Extracted records:
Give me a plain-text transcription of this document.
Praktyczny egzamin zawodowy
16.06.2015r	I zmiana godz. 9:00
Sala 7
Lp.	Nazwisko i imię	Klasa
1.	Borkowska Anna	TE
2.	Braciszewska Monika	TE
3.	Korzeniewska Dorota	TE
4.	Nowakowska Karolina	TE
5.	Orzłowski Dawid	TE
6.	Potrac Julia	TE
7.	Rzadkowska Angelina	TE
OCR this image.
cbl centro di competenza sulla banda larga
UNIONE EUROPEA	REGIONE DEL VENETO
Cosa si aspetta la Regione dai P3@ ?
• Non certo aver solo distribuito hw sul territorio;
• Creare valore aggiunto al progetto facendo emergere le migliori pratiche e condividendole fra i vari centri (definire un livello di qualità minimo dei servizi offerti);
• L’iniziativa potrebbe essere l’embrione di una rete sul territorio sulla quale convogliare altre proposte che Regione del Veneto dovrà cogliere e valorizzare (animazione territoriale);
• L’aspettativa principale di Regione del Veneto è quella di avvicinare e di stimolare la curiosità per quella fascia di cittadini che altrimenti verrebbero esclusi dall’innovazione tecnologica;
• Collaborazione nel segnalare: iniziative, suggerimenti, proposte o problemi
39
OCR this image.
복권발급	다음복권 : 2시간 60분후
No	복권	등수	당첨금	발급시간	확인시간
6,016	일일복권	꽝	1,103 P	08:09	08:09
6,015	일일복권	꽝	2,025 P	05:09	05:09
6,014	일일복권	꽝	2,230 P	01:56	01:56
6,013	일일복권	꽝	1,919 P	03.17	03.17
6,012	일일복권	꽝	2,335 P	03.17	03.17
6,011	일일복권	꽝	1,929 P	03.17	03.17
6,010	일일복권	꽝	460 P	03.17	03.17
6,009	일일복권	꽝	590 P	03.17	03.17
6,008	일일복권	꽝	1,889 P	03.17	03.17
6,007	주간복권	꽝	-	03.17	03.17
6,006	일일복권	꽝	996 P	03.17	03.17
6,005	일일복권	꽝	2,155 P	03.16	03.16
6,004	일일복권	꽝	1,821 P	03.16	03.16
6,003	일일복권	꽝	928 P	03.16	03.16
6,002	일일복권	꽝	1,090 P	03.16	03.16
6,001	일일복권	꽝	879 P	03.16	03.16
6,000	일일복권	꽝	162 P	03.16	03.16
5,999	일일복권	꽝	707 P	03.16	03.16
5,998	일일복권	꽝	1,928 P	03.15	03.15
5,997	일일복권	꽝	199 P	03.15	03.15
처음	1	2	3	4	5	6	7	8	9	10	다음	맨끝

Short exercise —
Scan the listing above. Gather each line that contains the word "proposte".

Response for this exercise —
• L’iniziativa potrebbe essere l’embrione di una rete sul territorio sulla quale convogliare altre proposte che Regione del Veneto dovrà cogliere e valorizzare (animazione territoriale);
• Collaborazione nel segnalare: iniziative, suggerimenti, proposte o problemi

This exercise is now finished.